### [Excerpted records]
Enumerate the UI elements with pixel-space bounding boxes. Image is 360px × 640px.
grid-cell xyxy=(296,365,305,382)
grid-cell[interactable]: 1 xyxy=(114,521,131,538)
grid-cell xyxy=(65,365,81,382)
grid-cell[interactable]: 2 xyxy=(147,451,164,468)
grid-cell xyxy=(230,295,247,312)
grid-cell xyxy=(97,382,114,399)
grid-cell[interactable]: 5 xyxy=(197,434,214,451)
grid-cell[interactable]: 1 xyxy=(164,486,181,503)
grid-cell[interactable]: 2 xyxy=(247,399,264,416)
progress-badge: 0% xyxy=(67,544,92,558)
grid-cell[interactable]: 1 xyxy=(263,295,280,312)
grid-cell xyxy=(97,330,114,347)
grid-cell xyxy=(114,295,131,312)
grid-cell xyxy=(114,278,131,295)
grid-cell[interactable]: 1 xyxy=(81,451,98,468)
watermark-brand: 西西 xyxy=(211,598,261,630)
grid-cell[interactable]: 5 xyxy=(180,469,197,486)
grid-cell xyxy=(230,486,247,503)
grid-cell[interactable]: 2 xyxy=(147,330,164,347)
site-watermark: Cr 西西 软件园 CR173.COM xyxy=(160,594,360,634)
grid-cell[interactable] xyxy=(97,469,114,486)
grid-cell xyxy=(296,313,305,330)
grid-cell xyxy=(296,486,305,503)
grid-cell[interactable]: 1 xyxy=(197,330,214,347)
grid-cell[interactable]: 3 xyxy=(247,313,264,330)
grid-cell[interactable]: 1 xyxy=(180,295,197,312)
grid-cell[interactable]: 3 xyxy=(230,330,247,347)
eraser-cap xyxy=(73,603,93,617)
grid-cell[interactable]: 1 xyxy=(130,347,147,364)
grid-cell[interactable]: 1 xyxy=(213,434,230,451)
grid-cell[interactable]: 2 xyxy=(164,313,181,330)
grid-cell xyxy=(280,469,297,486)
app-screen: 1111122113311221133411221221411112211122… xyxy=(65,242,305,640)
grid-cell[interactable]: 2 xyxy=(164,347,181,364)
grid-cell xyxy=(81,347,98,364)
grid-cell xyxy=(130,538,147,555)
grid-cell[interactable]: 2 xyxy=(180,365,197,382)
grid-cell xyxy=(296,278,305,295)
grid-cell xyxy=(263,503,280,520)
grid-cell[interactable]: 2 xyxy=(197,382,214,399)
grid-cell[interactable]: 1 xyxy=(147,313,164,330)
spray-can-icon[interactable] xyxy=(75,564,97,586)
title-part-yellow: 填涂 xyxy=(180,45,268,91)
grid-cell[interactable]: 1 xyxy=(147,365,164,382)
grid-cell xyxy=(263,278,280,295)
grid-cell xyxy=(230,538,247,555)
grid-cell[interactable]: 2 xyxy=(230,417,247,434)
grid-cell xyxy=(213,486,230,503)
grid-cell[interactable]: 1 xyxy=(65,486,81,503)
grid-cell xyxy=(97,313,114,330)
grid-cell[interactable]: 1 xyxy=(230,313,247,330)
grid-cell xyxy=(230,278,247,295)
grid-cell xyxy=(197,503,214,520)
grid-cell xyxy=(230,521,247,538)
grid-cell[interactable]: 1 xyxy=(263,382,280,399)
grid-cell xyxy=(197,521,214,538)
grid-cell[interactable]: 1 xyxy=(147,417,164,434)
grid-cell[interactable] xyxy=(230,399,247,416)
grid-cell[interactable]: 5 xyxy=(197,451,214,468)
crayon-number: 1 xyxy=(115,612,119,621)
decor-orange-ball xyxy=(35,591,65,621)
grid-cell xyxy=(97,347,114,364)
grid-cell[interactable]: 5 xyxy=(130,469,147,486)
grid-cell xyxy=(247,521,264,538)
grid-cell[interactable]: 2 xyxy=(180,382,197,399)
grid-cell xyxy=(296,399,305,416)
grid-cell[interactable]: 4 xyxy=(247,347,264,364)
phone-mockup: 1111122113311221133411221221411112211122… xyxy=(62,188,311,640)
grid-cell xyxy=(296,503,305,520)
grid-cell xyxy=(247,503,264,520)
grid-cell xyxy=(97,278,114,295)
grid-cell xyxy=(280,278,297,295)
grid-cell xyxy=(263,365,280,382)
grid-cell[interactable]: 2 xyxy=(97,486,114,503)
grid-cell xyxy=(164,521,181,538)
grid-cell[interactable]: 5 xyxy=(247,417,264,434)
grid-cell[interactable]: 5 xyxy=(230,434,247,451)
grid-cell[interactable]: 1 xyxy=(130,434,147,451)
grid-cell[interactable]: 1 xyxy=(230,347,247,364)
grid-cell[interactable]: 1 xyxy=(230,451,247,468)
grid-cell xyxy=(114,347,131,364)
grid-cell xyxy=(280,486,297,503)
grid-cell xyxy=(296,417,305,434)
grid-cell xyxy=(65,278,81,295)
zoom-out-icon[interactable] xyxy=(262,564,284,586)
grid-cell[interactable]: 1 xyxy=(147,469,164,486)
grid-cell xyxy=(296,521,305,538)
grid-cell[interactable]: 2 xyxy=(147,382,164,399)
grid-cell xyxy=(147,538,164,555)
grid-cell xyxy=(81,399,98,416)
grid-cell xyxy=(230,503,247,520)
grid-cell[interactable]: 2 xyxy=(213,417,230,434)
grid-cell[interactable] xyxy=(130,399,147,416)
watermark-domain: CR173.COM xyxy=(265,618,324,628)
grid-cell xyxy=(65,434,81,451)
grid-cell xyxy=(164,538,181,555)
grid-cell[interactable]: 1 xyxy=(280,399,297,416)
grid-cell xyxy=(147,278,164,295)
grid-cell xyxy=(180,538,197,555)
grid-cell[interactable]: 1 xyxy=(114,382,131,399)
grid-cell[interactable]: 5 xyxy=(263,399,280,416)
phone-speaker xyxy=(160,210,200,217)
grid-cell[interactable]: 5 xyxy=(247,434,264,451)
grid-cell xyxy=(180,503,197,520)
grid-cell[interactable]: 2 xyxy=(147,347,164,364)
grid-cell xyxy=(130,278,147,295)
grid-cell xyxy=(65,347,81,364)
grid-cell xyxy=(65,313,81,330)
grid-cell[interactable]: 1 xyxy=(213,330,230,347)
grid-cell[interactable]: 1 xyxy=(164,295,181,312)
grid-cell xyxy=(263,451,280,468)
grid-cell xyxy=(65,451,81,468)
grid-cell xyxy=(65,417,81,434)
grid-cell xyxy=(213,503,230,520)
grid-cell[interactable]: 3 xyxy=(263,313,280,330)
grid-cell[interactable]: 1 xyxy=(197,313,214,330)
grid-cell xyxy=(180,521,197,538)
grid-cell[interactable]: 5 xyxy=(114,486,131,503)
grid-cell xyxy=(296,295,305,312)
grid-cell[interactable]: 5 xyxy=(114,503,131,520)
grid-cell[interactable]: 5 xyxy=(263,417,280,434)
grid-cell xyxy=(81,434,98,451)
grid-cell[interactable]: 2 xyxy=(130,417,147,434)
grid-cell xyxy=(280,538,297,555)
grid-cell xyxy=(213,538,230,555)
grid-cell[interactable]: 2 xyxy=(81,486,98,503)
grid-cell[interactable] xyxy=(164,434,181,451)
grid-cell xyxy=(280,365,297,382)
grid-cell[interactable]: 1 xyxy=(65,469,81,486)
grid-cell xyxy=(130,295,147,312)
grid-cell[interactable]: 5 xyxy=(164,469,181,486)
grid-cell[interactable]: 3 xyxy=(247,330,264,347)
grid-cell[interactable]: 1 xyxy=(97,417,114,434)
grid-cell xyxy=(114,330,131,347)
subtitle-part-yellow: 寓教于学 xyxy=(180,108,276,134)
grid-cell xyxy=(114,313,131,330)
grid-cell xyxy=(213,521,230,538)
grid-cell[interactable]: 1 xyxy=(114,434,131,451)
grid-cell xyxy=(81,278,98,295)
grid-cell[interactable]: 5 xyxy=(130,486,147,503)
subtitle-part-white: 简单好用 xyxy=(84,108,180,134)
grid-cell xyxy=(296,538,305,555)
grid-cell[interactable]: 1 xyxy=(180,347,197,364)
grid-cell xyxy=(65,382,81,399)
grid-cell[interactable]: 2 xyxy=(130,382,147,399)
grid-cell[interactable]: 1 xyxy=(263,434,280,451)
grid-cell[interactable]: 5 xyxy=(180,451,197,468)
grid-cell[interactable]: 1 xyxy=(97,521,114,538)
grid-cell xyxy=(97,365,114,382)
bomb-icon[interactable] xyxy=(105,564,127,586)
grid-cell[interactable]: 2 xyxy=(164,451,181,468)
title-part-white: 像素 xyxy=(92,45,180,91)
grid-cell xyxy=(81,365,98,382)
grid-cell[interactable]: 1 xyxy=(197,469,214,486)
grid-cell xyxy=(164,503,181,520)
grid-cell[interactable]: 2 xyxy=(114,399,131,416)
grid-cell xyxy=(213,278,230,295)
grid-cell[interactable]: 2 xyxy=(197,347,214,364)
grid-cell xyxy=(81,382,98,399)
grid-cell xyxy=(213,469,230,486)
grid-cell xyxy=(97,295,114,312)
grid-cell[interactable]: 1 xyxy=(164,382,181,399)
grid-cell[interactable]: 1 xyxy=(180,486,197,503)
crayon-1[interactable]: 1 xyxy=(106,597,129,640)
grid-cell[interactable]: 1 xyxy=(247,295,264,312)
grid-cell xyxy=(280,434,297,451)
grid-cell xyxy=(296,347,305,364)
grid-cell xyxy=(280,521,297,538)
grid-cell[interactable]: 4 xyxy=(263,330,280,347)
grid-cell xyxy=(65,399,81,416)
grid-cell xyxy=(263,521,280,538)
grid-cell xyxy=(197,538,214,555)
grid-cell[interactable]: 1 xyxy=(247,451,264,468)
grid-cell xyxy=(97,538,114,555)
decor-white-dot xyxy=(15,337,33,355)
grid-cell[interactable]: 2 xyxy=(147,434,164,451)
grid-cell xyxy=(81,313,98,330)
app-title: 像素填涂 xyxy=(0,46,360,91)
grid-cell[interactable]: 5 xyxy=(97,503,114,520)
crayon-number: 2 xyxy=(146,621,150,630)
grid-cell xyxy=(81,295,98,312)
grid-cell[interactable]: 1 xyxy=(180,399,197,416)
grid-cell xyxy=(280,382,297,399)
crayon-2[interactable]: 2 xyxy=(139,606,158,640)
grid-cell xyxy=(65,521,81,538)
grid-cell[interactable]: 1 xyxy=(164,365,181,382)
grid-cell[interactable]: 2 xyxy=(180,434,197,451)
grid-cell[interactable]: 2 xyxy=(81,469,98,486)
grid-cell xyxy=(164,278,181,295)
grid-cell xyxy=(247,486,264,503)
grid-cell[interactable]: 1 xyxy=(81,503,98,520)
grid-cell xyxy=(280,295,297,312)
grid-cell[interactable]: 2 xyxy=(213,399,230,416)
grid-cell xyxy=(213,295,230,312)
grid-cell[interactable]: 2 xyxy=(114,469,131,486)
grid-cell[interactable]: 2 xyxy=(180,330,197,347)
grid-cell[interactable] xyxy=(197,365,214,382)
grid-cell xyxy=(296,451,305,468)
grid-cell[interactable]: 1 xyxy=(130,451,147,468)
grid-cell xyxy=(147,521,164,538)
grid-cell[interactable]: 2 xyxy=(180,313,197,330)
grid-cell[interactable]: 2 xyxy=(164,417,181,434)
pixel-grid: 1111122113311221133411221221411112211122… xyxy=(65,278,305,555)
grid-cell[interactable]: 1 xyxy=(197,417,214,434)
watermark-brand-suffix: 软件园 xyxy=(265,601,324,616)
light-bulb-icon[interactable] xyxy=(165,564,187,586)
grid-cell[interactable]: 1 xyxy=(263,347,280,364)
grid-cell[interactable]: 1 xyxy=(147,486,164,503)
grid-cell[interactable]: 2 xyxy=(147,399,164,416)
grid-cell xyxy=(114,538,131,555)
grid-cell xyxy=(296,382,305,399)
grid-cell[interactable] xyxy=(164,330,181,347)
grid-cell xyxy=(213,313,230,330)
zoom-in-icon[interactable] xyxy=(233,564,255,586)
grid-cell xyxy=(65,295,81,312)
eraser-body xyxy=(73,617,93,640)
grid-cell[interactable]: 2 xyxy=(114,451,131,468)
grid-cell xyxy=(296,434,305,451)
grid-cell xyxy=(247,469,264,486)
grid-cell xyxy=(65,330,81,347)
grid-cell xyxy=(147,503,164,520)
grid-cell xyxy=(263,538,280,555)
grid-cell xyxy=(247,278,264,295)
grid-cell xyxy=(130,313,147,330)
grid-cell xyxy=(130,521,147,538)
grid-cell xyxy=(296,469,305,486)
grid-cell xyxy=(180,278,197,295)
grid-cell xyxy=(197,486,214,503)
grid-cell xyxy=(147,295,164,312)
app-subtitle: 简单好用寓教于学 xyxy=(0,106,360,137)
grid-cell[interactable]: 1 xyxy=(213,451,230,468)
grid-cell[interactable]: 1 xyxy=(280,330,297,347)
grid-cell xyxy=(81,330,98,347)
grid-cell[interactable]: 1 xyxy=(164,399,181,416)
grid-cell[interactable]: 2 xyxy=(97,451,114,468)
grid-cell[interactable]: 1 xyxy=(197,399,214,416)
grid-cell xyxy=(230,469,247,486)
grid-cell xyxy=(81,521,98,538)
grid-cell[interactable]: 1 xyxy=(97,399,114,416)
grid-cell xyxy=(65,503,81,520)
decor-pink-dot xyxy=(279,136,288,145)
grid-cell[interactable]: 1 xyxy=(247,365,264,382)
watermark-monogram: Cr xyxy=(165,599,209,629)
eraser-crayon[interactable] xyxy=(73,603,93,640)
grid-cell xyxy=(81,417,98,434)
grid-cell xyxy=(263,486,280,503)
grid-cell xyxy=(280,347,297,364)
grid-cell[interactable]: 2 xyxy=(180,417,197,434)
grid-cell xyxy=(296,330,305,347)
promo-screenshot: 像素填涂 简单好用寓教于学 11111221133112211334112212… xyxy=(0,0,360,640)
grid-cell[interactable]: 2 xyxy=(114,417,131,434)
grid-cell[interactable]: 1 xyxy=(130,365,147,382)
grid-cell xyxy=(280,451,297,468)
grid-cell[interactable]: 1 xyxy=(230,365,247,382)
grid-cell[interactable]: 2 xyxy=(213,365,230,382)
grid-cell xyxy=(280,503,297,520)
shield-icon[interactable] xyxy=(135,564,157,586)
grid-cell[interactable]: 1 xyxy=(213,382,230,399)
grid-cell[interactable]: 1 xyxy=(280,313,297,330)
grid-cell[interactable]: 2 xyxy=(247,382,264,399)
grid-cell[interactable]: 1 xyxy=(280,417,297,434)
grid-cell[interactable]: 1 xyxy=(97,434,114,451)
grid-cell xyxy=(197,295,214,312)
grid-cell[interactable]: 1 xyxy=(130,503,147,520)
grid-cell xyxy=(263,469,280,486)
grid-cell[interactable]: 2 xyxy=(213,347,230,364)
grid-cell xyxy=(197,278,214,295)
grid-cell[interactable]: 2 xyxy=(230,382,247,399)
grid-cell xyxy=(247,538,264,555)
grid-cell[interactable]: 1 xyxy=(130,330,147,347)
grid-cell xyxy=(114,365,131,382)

### [The request]
Recast the lines of the listing as a Markdown table, from its first line through the line that contains "grid-cell xyxy=(230,295,247,312)", inclusive. Use the columns Row and Line and leave out blank lines.

### [Written solution]
| Row | Line |
|---|---|
| 1 | Enumerate the UI elements with pixel-space bounding boxes. Image is 360px × 640px. |
| 2 | grid-cell xyxy=(296,365,305,382) |
| 3 | grid-cell[interactable]: 1 xyxy=(114,521,131,538) |
| 4 | grid-cell xyxy=(65,365,81,382) |
| 5 | grid-cell[interactable]: 2 xyxy=(147,451,164,468) |
| 6 | grid-cell xyxy=(230,295,247,312) |